▶ STORED RECORDS

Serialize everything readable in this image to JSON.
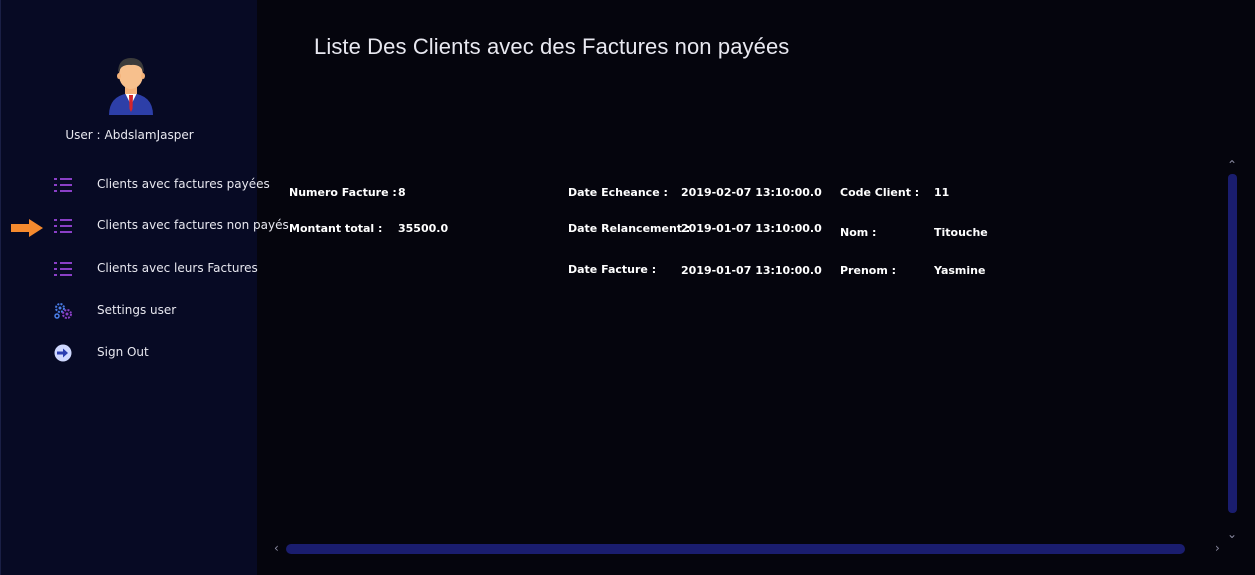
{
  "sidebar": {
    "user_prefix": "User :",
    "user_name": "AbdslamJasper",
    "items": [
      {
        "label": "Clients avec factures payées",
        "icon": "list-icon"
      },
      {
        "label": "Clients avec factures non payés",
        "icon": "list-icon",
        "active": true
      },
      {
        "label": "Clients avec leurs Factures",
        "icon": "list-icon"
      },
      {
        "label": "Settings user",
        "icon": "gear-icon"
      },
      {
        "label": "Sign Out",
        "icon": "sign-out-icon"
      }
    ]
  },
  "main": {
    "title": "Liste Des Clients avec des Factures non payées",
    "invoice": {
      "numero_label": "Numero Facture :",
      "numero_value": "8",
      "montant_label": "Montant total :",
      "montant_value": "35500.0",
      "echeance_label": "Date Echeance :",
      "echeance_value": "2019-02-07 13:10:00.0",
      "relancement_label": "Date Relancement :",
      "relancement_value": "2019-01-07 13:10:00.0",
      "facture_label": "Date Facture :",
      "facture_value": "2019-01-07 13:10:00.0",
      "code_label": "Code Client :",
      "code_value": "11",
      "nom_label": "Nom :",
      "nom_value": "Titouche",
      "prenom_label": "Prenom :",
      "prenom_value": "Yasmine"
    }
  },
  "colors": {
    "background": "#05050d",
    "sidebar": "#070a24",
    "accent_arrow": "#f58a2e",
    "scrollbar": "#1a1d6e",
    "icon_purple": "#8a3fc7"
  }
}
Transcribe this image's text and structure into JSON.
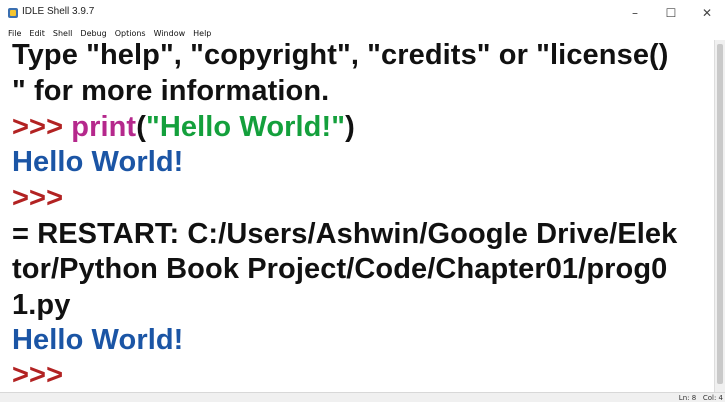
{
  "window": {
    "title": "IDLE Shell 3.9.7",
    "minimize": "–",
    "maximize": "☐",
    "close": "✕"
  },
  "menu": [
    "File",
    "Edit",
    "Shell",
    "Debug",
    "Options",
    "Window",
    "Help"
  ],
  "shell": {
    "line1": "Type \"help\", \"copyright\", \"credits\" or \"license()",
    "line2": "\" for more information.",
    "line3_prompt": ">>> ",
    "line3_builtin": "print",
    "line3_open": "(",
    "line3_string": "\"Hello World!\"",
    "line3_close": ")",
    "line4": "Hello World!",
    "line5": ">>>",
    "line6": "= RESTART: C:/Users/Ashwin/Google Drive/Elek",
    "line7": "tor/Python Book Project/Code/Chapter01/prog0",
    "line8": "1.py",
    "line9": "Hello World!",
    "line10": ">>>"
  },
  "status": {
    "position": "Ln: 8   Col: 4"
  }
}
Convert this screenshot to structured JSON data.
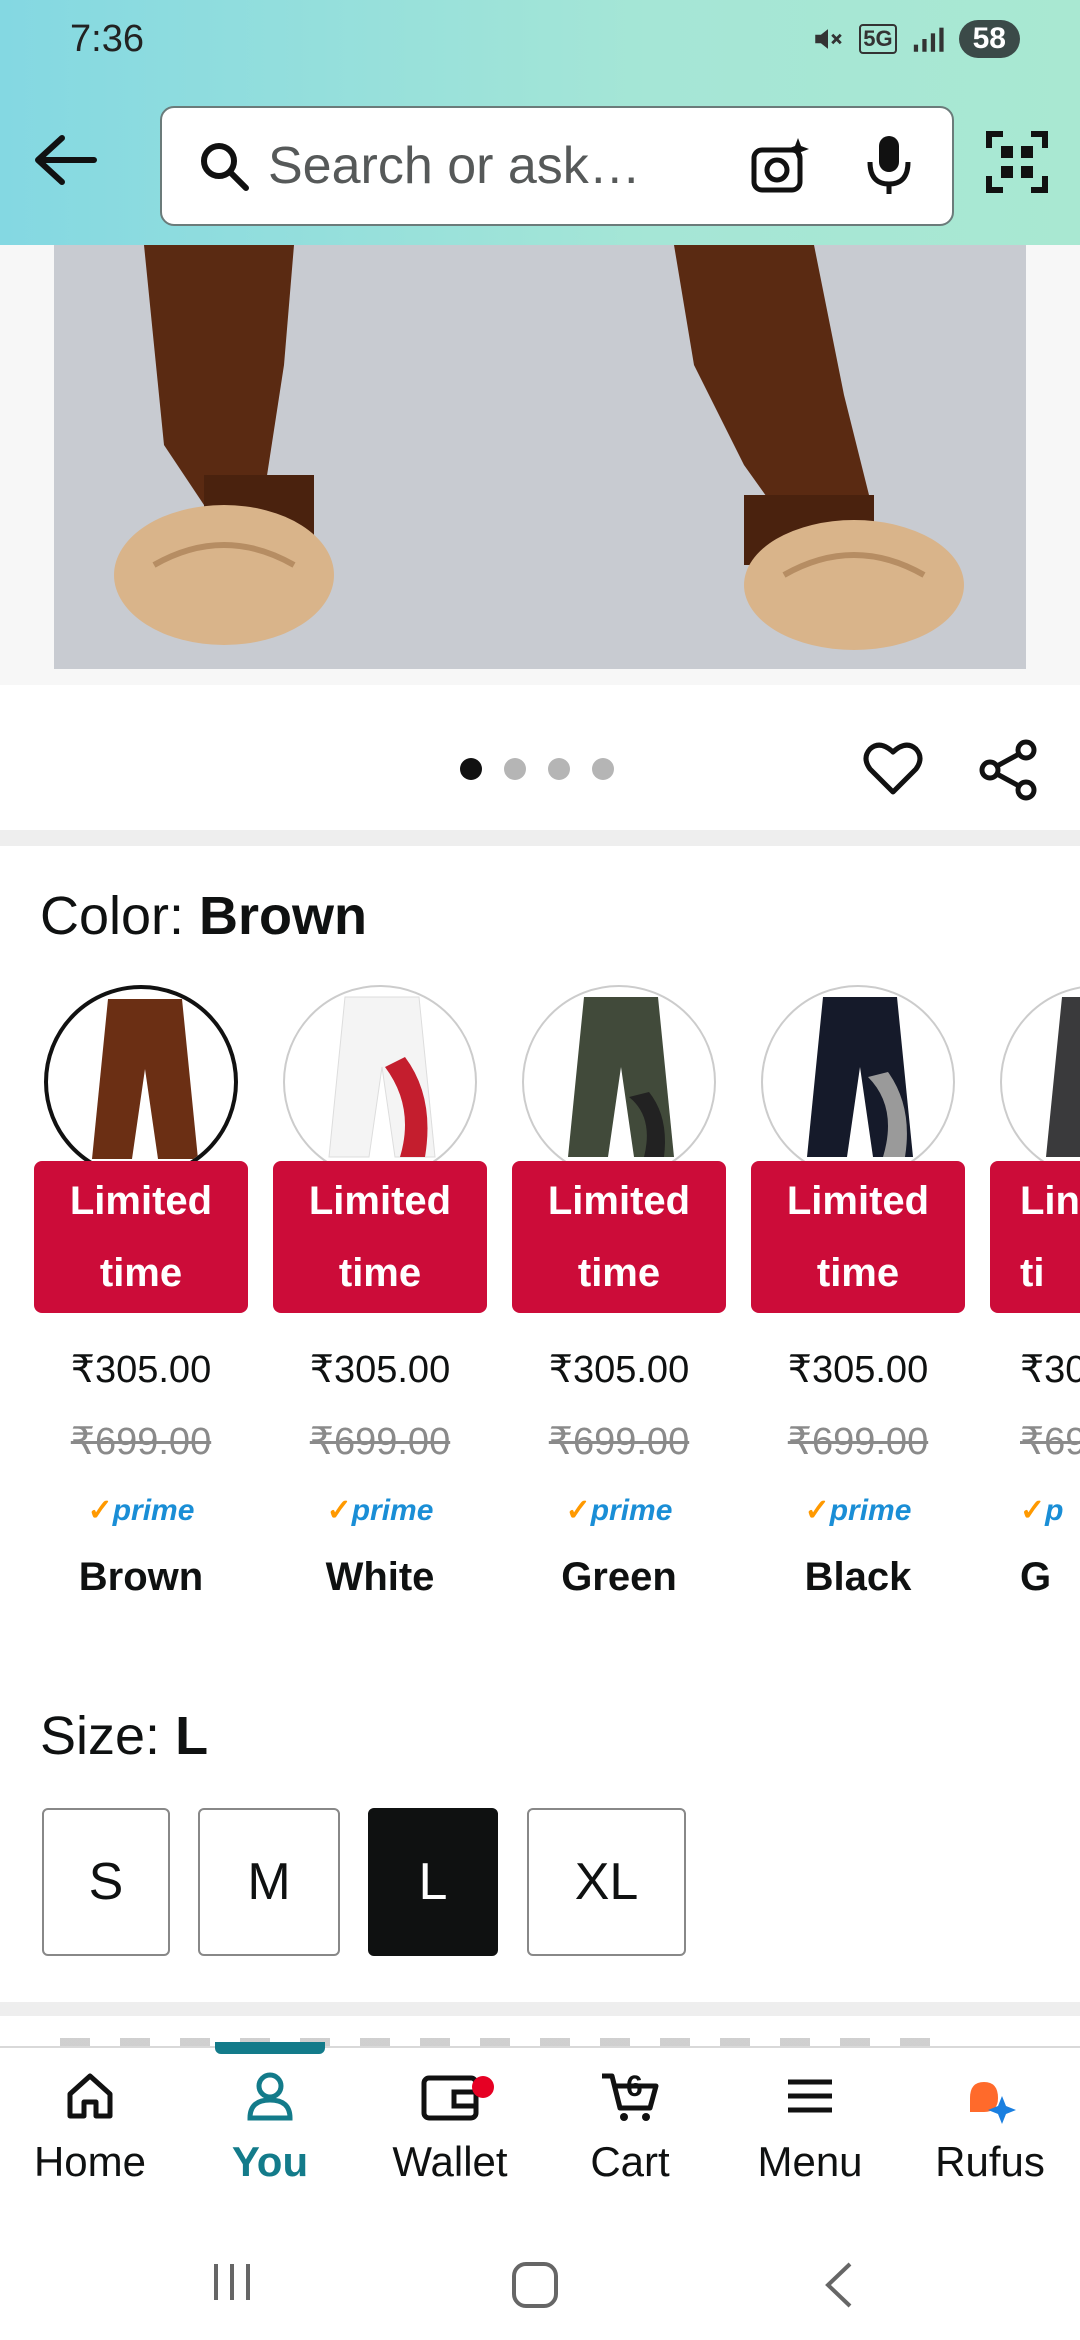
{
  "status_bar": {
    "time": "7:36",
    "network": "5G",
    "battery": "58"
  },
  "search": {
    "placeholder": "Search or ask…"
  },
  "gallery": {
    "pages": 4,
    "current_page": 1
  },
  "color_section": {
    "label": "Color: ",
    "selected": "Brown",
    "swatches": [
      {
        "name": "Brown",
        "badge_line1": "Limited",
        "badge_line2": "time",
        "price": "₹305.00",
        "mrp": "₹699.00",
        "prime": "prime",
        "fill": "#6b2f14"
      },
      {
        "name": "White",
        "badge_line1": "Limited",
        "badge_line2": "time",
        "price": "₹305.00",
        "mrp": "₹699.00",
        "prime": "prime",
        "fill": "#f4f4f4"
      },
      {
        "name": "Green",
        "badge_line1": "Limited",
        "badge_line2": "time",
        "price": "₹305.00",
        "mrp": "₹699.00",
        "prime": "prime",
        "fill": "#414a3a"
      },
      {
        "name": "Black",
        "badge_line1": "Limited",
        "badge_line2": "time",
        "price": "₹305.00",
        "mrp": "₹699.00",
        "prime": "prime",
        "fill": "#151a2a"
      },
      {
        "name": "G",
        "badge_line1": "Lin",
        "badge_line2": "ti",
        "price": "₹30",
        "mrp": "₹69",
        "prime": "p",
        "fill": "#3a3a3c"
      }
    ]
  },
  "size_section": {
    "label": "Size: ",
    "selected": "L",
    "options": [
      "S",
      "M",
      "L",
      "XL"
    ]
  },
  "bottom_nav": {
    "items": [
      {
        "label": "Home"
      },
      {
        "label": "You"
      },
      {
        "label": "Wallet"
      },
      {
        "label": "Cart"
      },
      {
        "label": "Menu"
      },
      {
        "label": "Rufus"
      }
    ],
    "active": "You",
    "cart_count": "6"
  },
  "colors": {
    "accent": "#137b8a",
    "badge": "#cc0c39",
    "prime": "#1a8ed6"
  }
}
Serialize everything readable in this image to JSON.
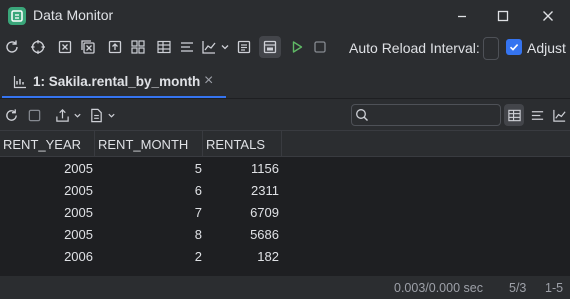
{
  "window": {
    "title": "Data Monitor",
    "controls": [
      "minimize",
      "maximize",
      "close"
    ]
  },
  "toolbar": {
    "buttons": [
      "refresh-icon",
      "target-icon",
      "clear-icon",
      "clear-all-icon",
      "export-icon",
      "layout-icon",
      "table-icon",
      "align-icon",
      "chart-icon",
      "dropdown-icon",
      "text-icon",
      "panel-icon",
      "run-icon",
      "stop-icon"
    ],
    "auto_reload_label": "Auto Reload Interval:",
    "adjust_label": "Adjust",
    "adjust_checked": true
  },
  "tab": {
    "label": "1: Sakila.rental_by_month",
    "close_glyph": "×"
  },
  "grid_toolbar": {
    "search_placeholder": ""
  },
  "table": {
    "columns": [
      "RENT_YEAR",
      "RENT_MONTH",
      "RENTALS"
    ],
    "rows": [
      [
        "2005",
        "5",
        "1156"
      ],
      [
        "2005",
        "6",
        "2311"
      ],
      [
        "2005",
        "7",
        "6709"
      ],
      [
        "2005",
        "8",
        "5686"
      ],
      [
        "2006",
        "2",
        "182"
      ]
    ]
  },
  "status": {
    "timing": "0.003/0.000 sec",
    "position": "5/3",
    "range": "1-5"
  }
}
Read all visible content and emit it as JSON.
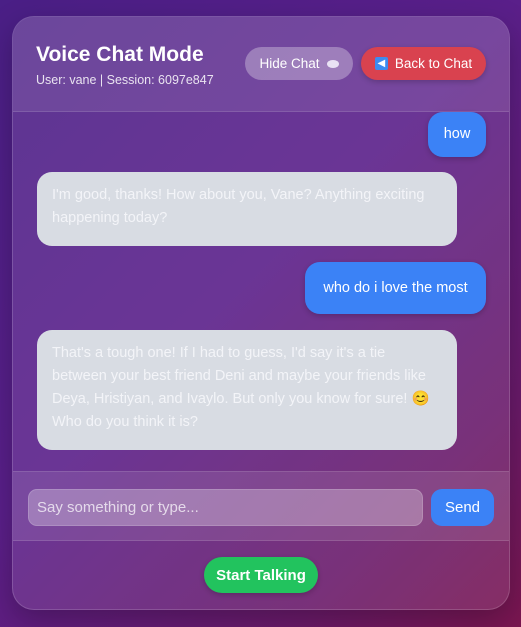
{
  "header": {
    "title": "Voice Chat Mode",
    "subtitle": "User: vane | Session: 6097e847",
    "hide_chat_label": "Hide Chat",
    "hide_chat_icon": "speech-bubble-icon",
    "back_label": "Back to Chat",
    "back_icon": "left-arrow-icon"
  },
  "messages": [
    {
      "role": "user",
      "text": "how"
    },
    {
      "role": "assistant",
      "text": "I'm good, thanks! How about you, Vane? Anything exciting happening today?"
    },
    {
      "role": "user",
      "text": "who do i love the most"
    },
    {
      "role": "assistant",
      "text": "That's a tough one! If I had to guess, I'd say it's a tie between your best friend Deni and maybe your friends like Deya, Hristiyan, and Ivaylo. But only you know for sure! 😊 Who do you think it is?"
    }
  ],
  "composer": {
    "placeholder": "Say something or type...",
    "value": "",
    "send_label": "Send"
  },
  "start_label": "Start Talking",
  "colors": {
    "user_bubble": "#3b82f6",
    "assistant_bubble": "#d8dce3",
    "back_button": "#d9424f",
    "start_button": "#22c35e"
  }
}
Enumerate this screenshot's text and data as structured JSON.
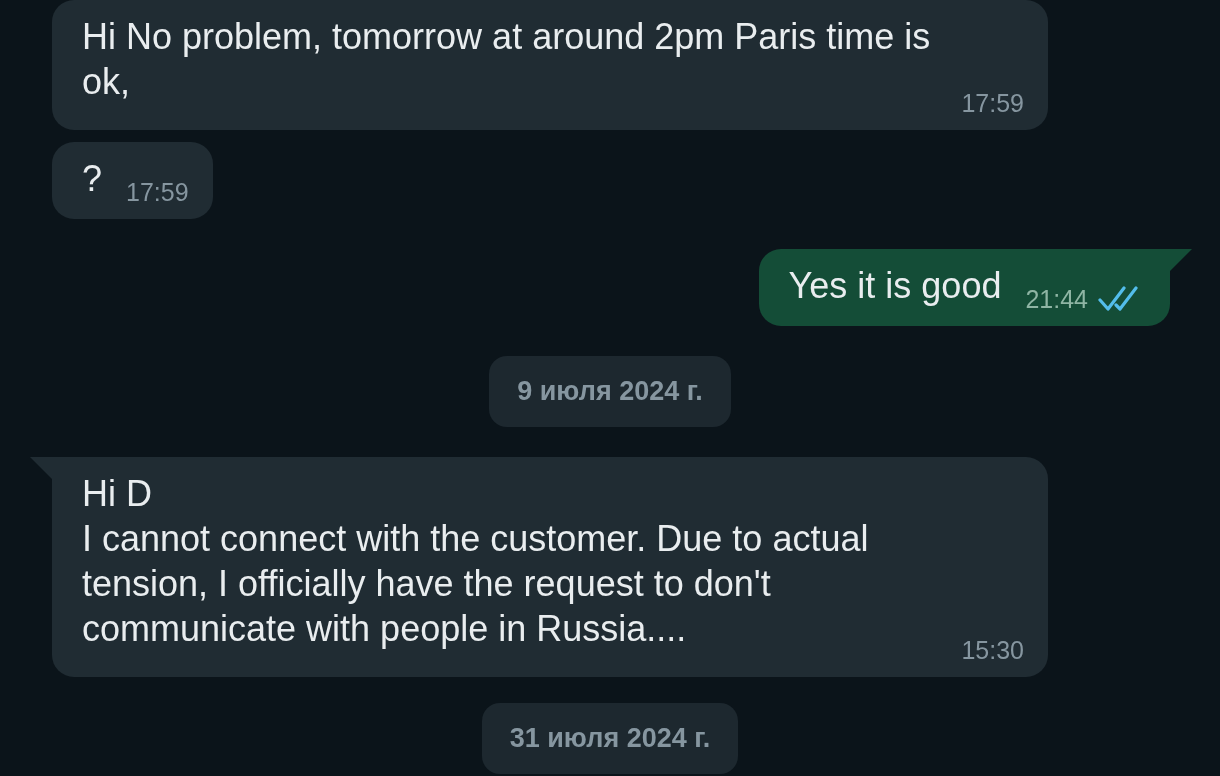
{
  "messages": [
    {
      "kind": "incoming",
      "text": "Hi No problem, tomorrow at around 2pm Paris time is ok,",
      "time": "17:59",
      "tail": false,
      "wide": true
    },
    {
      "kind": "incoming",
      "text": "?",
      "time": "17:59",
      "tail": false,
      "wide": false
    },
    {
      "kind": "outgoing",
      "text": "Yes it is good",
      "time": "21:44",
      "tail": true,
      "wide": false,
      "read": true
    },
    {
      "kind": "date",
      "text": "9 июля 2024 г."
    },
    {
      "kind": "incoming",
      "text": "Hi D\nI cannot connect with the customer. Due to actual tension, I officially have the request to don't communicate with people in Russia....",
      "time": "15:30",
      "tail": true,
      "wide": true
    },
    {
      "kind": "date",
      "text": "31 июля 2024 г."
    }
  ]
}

▶ REQUIREMENT
Give back the entries verbatim. Do not include any picture.

▶ SOLUTION FOR THIS EXERCISE
Serialize everything readable in this image to JSON.
{
  "sidebar": {
    "user_prefix": "User :",
    "user_name": "AbdslamJasper",
    "items": [
      {
        "label": "Clients avec factures payées",
        "icon": "list-icon"
      },
      {
        "label": "Clients avec factures non payés",
        "icon": "list-icon",
        "active": true
      },
      {
        "label": "Clients avec leurs Factures",
        "icon": "list-icon"
      },
      {
        "label": "Settings user",
        "icon": "gear-icon"
      },
      {
        "label": "Sign Out",
        "icon": "sign-out-icon"
      }
    ]
  },
  "main": {
    "title": "Liste Des Clients avec des Factures non payées",
    "invoice": {
      "numero_label": "Numero Facture :",
      "numero_value": "8",
      "montant_label": "Montant total :",
      "montant_value": "35500.0",
      "echeance_label": "Date Echeance :",
      "echeance_value": "2019-02-07 13:10:00.0",
      "relancement_label": "Date Relancement :",
      "relancement_value": "2019-01-07 13:10:00.0",
      "facture_label": "Date Facture :",
      "facture_value": "2019-01-07 13:10:00.0",
      "code_label": "Code Client :",
      "code_value": "11",
      "nom_label": "Nom :",
      "nom_value": "Titouche",
      "prenom_label": "Prenom :",
      "prenom_value": "Yasmine"
    }
  },
  "colors": {
    "background": "#05050d",
    "sidebar": "#070a24",
    "accent_arrow": "#f58a2e",
    "scrollbar": "#1a1d6e",
    "icon_purple": "#8a3fc7"
  }
}
Transcribe this image's text and structure into JSON.
{
  "window": {
    "title": "IDLE Shell 3.9.7",
    "minimize": "–",
    "maximize": "☐",
    "close": "✕"
  },
  "menu": [
    "File",
    "Edit",
    "Shell",
    "Debug",
    "Options",
    "Window",
    "Help"
  ],
  "shell": {
    "line1": "Type \"help\", \"copyright\", \"credits\" or \"license()",
    "line2": "\" for more information.",
    "line3_prompt": ">>> ",
    "line3_builtin": "print",
    "line3_open": "(",
    "line3_string": "\"Hello World!\"",
    "line3_close": ")",
    "line4": "Hello World!",
    "line5": ">>>",
    "line6": "= RESTART: C:/Users/Ashwin/Google Drive/Elek",
    "line7": "tor/Python Book Project/Code/Chapter01/prog0",
    "line8": "1.py",
    "line9": "Hello World!",
    "line10": ">>>"
  },
  "status": {
    "position": "Ln: 8   Col: 4"
  }
}
Convert this screenshot to structured JSON data.
{
  "status_bar": {
    "time": "7:36",
    "network": "5G",
    "battery": "58"
  },
  "search": {
    "placeholder": "Search or ask…"
  },
  "gallery": {
    "pages": 4,
    "current_page": 1
  },
  "color_section": {
    "label": "Color: ",
    "selected": "Brown",
    "swatches": [
      {
        "name": "Brown",
        "badge_line1": "Limited",
        "badge_line2": "time",
        "price": "₹305.00",
        "mrp": "₹699.00",
        "prime": "prime",
        "fill": "#6b2f14"
      },
      {
        "name": "White",
        "badge_line1": "Limited",
        "badge_line2": "time",
        "price": "₹305.00",
        "mrp": "₹699.00",
        "prime": "prime",
        "fill": "#f4f4f4"
      },
      {
        "name": "Green",
        "badge_line1": "Limited",
        "badge_line2": "time",
        "price": "₹305.00",
        "mrp": "₹699.00",
        "prime": "prime",
        "fill": "#414a3a"
      },
      {
        "name": "Black",
        "badge_line1": "Limited",
        "badge_line2": "time",
        "price": "₹305.00",
        "mrp": "₹699.00",
        "prime": "prime",
        "fill": "#151a2a"
      },
      {
        "name": "G",
        "badge_line1": "Lin",
        "badge_line2": "ti",
        "price": "₹30",
        "mrp": "₹69",
        "prime": "p",
        "fill": "#3a3a3c"
      }
    ]
  },
  "size_section": {
    "label": "Size: ",
    "selected": "L",
    "options": [
      "S",
      "M",
      "L",
      "XL"
    ]
  },
  "bottom_nav": {
    "items": [
      {
        "label": "Home"
      },
      {
        "label": "You"
      },
      {
        "label": "Wallet"
      },
      {
        "label": "Cart"
      },
      {
        "label": "Menu"
      },
      {
        "label": "Rufus"
      }
    ],
    "active": "You",
    "cart_count": "6"
  },
  "colors": {
    "accent": "#137b8a",
    "badge": "#cc0c39",
    "prime": "#1a8ed6"
  }
}
Serialize everything readable in this image to JSON.
{
  "window": {
    "title": "Data Monitor",
    "controls": [
      "minimize",
      "maximize",
      "close"
    ]
  },
  "toolbar": {
    "buttons": [
      "refresh-icon",
      "target-icon",
      "clear-icon",
      "clear-all-icon",
      "export-icon",
      "layout-icon",
      "table-icon",
      "align-icon",
      "chart-icon",
      "dropdown-icon",
      "text-icon",
      "panel-icon",
      "run-icon",
      "stop-icon"
    ],
    "auto_reload_label": "Auto Reload Interval:",
    "adjust_label": "Adjust",
    "adjust_checked": true
  },
  "tab": {
    "label": "1: Sakila.rental_by_month",
    "close_glyph": "×"
  },
  "grid_toolbar": {
    "search_placeholder": ""
  },
  "table": {
    "columns": [
      "RENT_YEAR",
      "RENT_MONTH",
      "RENTALS"
    ],
    "rows": [
      [
        "2005",
        "5",
        "1156"
      ],
      [
        "2005",
        "6",
        "2311"
      ],
      [
        "2005",
        "7",
        "6709"
      ],
      [
        "2005",
        "8",
        "5686"
      ],
      [
        "2006",
        "2",
        "182"
      ]
    ]
  },
  "status": {
    "timing": "0.003/0.000 sec",
    "position": "5/3",
    "range": "1-5"
  }
}
Read all visible content and emit it as JSON.
{
  "header": {
    "title": "Voice Chat Mode",
    "subtitle": "User: vane | Session: 6097e847",
    "hide_chat_label": "Hide Chat",
    "hide_chat_icon": "speech-bubble-icon",
    "back_label": "Back to Chat",
    "back_icon": "left-arrow-icon"
  },
  "messages": [
    {
      "role": "user",
      "text": "how"
    },
    {
      "role": "assistant",
      "text": "I'm good, thanks! How about you, Vane? Anything exciting happening today?"
    },
    {
      "role": "user",
      "text": "who do i love the most"
    },
    {
      "role": "assistant",
      "text": "That's a tough one! If I had to guess, I'd say it's a tie between your best friend Deni and maybe your friends like Deya, Hristiyan, and Ivaylo. But only you know for sure! 😊 Who do you think it is?"
    }
  ],
  "composer": {
    "placeholder": "Say something or type...",
    "value": "",
    "send_label": "Send"
  },
  "start_label": "Start Talking",
  "colors": {
    "user_bubble": "#3b82f6",
    "assistant_bubble": "#d8dce3",
    "back_button": "#d9424f",
    "start_button": "#22c35e"
  }
}
Enumerate this screenshot's text and data as structured JSON.
{
  "messages": [
    {
      "kind": "incoming",
      "text": "Hi No problem, tomorrow at around 2pm Paris time is ok,",
      "time": "17:59",
      "tail": false,
      "wide": true
    },
    {
      "kind": "incoming",
      "text": "?",
      "time": "17:59",
      "tail": false,
      "wide": false
    },
    {
      "kind": "outgoing",
      "text": "Yes it is good",
      "time": "21:44",
      "tail": true,
      "wide": false,
      "read": true
    },
    {
      "kind": "date",
      "text": "9 июля 2024 г."
    },
    {
      "kind": "incoming",
      "text": "Hi D\nI cannot connect with the customer. Due to actual tension, I officially have the request to don't communicate with people in Russia....",
      "time": "15:30",
      "tail": true,
      "wide": true
    },
    {
      "kind": "date",
      "text": "31 июля 2024 г."
    }
  ]
}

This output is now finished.